What is required: Answer with a number only: how many lines of the data contain "overline"?

Record list:
◇ ◇ ◇ ◇ ◇ ◇ ◇

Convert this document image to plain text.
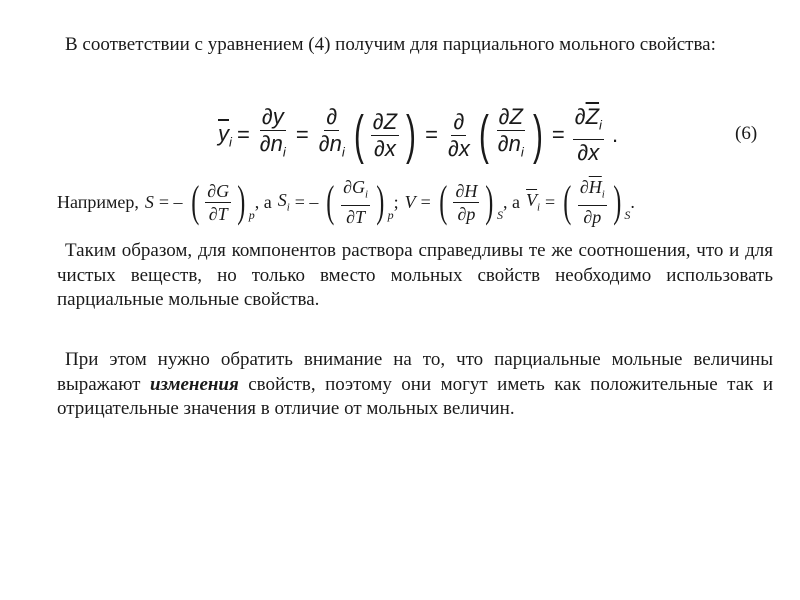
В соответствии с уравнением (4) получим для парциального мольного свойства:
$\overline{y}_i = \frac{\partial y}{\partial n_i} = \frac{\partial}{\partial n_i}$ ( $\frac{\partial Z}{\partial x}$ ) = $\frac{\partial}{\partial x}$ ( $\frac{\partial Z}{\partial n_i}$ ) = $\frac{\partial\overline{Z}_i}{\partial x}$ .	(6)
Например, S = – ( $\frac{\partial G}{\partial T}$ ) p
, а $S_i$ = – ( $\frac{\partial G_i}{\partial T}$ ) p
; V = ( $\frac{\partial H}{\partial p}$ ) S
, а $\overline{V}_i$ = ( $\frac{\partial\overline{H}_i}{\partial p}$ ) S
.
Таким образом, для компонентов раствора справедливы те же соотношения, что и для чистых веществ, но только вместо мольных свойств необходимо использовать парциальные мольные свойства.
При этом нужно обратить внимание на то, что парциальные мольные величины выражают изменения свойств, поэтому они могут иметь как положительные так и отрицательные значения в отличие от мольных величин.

◇ ◇ ◇ ◇ ◇ ◇ ◇

Output: 2